- _Stated exercise_
Repeat every entry word for word, but leave the images out of your copy.

— start of Records for this exercise —

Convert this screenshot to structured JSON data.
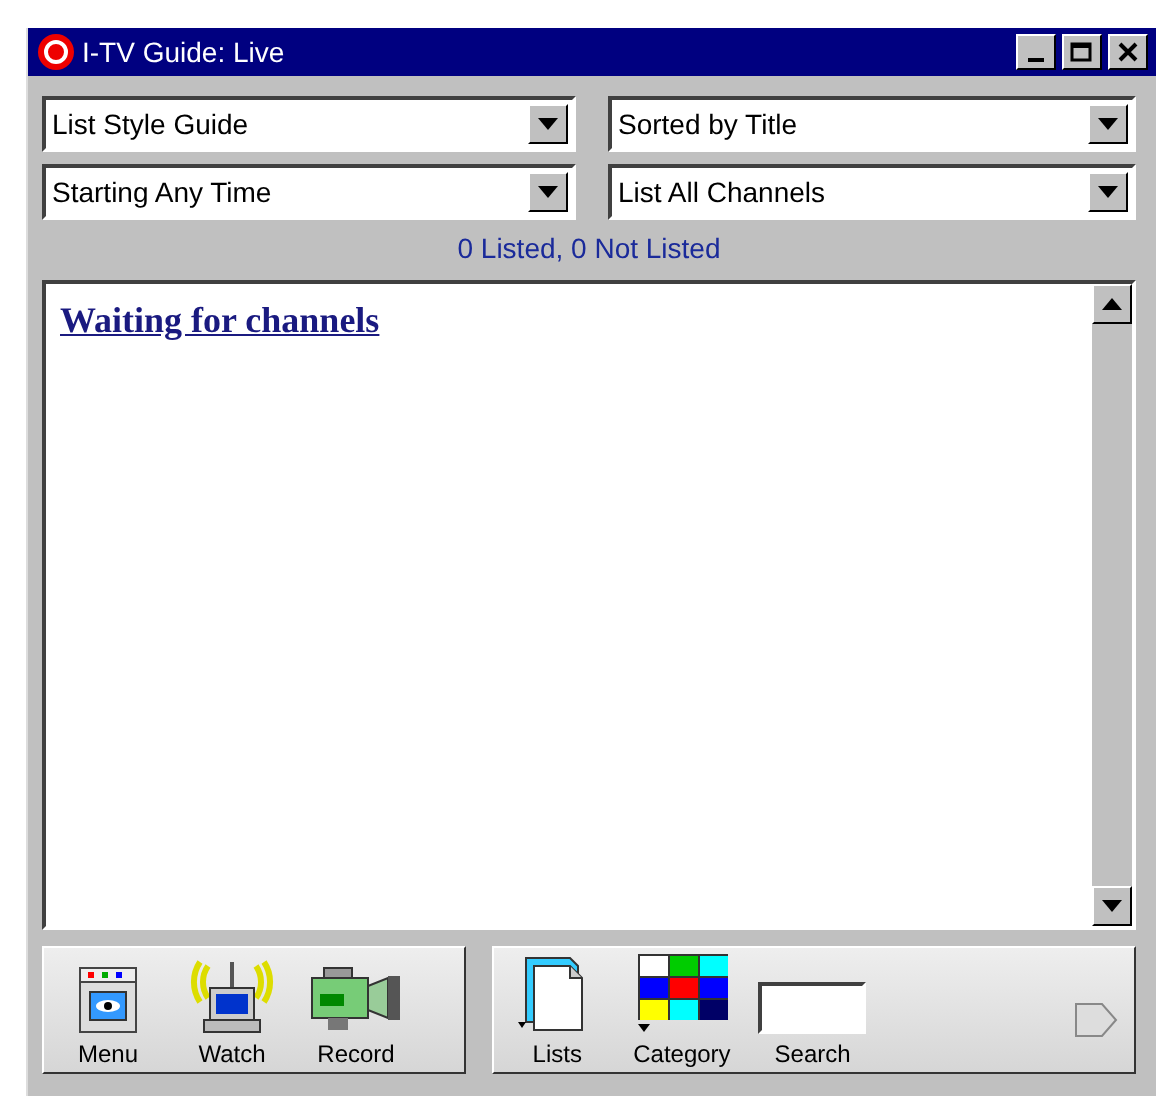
{
  "window": {
    "title": "I-TV Guide: Live"
  },
  "filters": [
    {
      "value": "List Style Guide"
    },
    {
      "value": "Sorted by Title"
    },
    {
      "value": "Starting Any Time"
    },
    {
      "value": "List All Channels"
    }
  ],
  "status": "0 Listed,  0 Not Listed",
  "listing": {
    "heading": "Waiting for channels"
  },
  "toolbar": {
    "left": [
      {
        "kind": "menu",
        "label": "Menu"
      },
      {
        "kind": "watch",
        "label": "Watch"
      },
      {
        "kind": "record",
        "label": "Record"
      }
    ],
    "right": [
      {
        "kind": "lists",
        "label": "Lists"
      },
      {
        "kind": "category",
        "label": "Category"
      },
      {
        "kind": "search",
        "label": "Search"
      }
    ]
  }
}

— end of Records for this exercise —

- _Answer to the problem_
Convert this screenshot to structured JSON data.
{
  "window": {
    "title": "I-TV Guide: Live"
  },
  "filters": [
    {
      "value": "List Style Guide"
    },
    {
      "value": "Sorted by Title"
    },
    {
      "value": "Starting Any Time"
    },
    {
      "value": "List All Channels"
    }
  ],
  "status": "0 Listed,  0 Not Listed",
  "listing": {
    "heading": "Waiting for channels"
  },
  "toolbar": {
    "left": [
      {
        "kind": "menu",
        "label": "Menu"
      },
      {
        "kind": "watch",
        "label": "Watch"
      },
      {
        "kind": "record",
        "label": "Record"
      }
    ],
    "right": [
      {
        "kind": "lists",
        "label": "Lists"
      },
      {
        "kind": "category",
        "label": "Category"
      },
      {
        "kind": "search",
        "label": "Search"
      }
    ]
  }
}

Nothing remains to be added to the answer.